## Given problem:
Exactly reproduce each record listed below.

(Dataset records)
● ● ● ●
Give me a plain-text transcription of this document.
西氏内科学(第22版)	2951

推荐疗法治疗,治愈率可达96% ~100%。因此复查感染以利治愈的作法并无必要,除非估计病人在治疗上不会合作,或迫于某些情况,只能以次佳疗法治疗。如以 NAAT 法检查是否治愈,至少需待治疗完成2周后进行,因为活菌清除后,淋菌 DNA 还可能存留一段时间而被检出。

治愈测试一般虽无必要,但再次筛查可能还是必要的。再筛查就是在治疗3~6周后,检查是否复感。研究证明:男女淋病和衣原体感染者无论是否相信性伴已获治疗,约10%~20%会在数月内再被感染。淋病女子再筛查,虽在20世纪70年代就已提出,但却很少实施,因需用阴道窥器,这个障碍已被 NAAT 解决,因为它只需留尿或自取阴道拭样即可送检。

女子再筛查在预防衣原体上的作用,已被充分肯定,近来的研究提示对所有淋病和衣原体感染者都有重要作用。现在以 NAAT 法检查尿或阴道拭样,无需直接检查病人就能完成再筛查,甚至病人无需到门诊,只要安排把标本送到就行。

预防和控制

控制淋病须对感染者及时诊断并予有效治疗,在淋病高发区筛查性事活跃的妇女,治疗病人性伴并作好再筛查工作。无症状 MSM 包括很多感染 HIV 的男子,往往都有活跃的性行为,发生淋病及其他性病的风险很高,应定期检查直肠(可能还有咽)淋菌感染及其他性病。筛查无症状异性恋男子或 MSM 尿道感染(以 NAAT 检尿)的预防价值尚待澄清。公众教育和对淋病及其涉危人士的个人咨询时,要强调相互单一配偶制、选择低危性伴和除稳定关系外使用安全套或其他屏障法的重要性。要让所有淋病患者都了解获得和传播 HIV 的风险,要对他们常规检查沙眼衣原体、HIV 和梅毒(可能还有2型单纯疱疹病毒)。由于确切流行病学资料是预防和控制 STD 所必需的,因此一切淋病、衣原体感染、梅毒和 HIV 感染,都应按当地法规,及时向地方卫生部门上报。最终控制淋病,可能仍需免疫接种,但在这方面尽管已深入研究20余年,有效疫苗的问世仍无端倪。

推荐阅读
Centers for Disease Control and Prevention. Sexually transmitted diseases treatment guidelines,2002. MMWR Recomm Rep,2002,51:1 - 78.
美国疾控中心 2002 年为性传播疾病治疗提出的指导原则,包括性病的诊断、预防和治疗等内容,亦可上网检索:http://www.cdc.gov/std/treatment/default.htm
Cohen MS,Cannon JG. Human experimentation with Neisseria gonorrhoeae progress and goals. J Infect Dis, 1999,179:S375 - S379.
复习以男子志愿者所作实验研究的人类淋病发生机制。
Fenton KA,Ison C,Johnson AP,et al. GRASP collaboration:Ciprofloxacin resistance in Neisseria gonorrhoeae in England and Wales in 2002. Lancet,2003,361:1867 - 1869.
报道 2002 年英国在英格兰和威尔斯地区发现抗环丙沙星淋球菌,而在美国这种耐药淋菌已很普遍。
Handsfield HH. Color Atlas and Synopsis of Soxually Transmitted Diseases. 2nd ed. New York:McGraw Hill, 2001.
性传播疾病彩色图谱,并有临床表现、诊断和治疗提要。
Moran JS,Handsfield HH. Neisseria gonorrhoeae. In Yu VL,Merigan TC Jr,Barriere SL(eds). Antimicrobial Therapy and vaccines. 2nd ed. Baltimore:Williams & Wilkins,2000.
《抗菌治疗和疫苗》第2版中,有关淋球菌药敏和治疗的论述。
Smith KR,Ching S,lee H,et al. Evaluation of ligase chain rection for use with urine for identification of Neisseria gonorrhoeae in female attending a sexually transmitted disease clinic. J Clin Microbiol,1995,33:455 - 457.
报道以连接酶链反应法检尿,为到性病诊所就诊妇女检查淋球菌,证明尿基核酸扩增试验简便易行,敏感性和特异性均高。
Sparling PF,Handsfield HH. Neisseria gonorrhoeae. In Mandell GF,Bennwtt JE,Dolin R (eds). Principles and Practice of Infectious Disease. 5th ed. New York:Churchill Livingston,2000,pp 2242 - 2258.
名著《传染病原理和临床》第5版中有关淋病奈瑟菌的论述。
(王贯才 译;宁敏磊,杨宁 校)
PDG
● ● ● ●
## Answer to the task:
Give me a plain-text transcription of this document.
西氏内科学(第22版)	2951

推荐疗法治疗,治愈率可达96% ~100%。因此复查感染以利治愈的作法并无必要,除非估计病人在治疗上不会合作,或迫于某些情况,只能以次佳疗法治疗。如以 NAAT 法检查是否治愈,至少需待治疗完成2周后进行,因为活菌清除后,淋菌 DNA 还可能存留一段时间而被检出。

治愈测试一般虽无必要,但再次筛查可能还是必要的。再筛查就是在治疗3~6周后,检查是否复感。研究证明:男女淋病和衣原体感染者无论是否相信性伴已获治疗,约10%~20%会在数月内再被感染。淋病女子再筛查,虽在20世纪70年代就已提出,但却很少实施,因需用阴道窥器,这个障碍已被 NAAT 解决,因为它只需留尿或自取阴道拭样即可送检。

女子再筛查在预防衣原体上的作用,已被充分肯定,近来的研究提示对所有淋病和衣原体感染者都有重要作用。现在以 NAAT 法检查尿或阴道拭样,无需直接检查病人就能完成再筛查,甚至病人无需到门诊,只要安排把标本送到就行。

预防和控制

控制淋病须对感染者及时诊断并予有效治疗,在淋病高发区筛查性事活跃的妇女,治疗病人性伴并作好再筛查工作。无症状 MSM 包括很多感染 HIV 的男子,往往都有活跃的性行为,发生淋病及其他性病的风险很高,应定期检查直肠(可能还有咽)淋菌感染及其他性病。筛查无症状异性恋男子或 MSM 尿道感染(以 NAAT 检尿)的预防价值尚待澄清。公众教育和对淋病及其涉危人士的个人咨询时,要强调相互单一配偶制、选择低危性伴和除稳定关系外使用安全套或其他屏障法的重要性。要让所有淋病患者都了解获得和传播 HIV 的风险,要对他们常规检查沙眼衣原体、HIV 和梅毒(可能还有2型单纯疱疹病毒)。由于确切流行病学资料是预防和控制 STD 所必需的,因此一切淋病、衣原体感染、梅毒和 HIV 感染,都应按当地法规,及时向地方卫生部门上报。最终控制淋病,可能仍需免疫接种,但在这方面尽管已深入研究20余年,有效疫苗的问世仍无端倪。

推荐阅读
Centers for Disease Control and Prevention. Sexually transmitted diseases treatment guidelines,2002. MMWR Recomm Rep,2002,51:1 - 78.
美国疾控中心 2002 年为性传播疾病治疗提出的指导原则,包括性病的诊断、预防和治疗等内容,亦可上网检索:http://www.cdc.gov/std/treatment/default.htm
Cohen MS,Cannon JG. Human experimentation with Neisseria gonorrhoeae progress and goals. J Infect Dis, 1999,179:S375 - S379.
复习以男子志愿者所作实验研究的人类淋病发生机制。
Fenton KA,Ison C,Johnson AP,et al. GRASP collaboration:Ciprofloxacin resistance in Neisseria gonorrhoeae in England and Wales in 2002. Lancet,2003,361:1867 - 1869.
报道 2002 年英国在英格兰和威尔斯地区发现抗环丙沙星淋球菌,而在美国这种耐药淋菌已很普遍。
Handsfield HH. Color Atlas and Synopsis of Soxually Transmitted Diseases. 2nd ed. New York:McGraw Hill, 2001.
性传播疾病彩色图谱,并有临床表现、诊断和治疗提要。
Moran JS,Handsfield HH. Neisseria gonorrhoeae. In Yu VL,Merigan TC Jr,Barriere SL(eds). Antimicrobial Therapy and vaccines. 2nd ed. Baltimore:Williams & Wilkins,2000.
《抗菌治疗和疫苗》第2版中,有关淋球菌药敏和治疗的论述。
Smith KR,Ching S,lee H,et al. Evaluation of ligase chain rection for use with urine for identification of Neisseria gonorrhoeae in female attending a sexually transmitted disease clinic. J Clin Microbiol,1995,33:455 - 457.
报道以连接酶链反应法检尿,为到性病诊所就诊妇女检查淋球菌,证明尿基核酸扩增试验简便易行,敏感性和特异性均高。
Sparling PF,Handsfield HH. Neisseria gonorrhoeae. In Mandell GF,Bennwtt JE,Dolin R (eds). Principles and Practice of Infectious Disease. 5th ed. New York:Churchill Livingston,2000,pp 2242 - 2258.
名著《传染病原理和临床》第5版中有关淋病奈瑟菌的论述。
(王贯才 译;宁敏磊,杨宁 校)
PDG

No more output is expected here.